Every record that follows should be printed verbatim.

Figure contents as structured data
>>>>

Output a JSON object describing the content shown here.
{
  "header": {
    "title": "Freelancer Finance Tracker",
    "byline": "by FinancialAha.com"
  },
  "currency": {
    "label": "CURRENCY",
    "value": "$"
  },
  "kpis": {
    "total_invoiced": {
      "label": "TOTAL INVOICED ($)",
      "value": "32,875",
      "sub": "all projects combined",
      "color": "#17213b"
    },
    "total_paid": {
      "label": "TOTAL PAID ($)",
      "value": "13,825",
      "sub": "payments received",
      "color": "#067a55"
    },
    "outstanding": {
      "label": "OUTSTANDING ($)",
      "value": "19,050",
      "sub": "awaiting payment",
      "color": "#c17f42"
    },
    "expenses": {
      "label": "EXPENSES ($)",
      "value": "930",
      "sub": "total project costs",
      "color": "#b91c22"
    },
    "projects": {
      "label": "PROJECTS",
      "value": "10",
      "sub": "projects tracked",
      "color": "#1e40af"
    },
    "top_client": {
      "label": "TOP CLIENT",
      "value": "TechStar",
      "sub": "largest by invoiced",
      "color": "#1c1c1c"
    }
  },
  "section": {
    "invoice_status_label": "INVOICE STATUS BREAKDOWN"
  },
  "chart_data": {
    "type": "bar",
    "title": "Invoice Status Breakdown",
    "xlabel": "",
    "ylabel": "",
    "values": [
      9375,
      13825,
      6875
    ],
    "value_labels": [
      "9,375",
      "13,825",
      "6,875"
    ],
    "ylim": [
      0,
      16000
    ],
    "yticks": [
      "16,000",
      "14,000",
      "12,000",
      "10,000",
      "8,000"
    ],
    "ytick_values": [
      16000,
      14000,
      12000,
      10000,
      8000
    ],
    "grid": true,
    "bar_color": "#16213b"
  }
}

<<<<

◆ **CORRECT RESULT**:
Output a JSON object describing the content shown here.
{
  "header": {
    "title": "Freelancer Finance Tracker",
    "byline": "by FinancialAha.com"
  },
  "currency": {
    "label": "CURRENCY",
    "value": "$"
  },
  "kpis": {
    "total_invoiced": {
      "label": "TOTAL INVOICED ($)",
      "value": "32,875",
      "sub": "all projects combined",
      "color": "#17213b"
    },
    "total_paid": {
      "label": "TOTAL PAID ($)",
      "value": "13,825",
      "sub": "payments received",
      "color": "#067a55"
    },
    "outstanding": {
      "label": "OUTSTANDING ($)",
      "value": "19,050",
      "sub": "awaiting payment",
      "color": "#c17f42"
    },
    "expenses": {
      "label": "EXPENSES ($)",
      "value": "930",
      "sub": "total project costs",
      "color": "#b91c22"
    },
    "projects": {
      "label": "PROJECTS",
      "value": "10",
      "sub": "projects tracked",
      "color": "#1e40af"
    },
    "top_client": {
      "label": "TOP CLIENT",
      "value": "TechStar",
      "sub": "largest by invoiced",
      "color": "#1c1c1c"
    }
  },
  "section": {
    "invoice_status_label": "INVOICE STATUS BREAKDOWN"
  },
  "chart_data": {
    "type": "bar",
    "title": "Invoice Status Breakdown",
    "xlabel": "",
    "ylabel": "",
    "values": [
      9375,
      13825,
      6875
    ],
    "value_labels": [
      "9,375",
      "13,825",
      "6,875"
    ],
    "ylim": [
      0,
      16000
    ],
    "yticks": [
      "16,000",
      "14,000",
      "12,000",
      "10,000",
      "8,000"
    ],
    "ytick_values": [
      16000,
      14000,
      12000,
      10000,
      8000
    ],
    "grid": true,
    "bar_color": "#16213b"
  }
}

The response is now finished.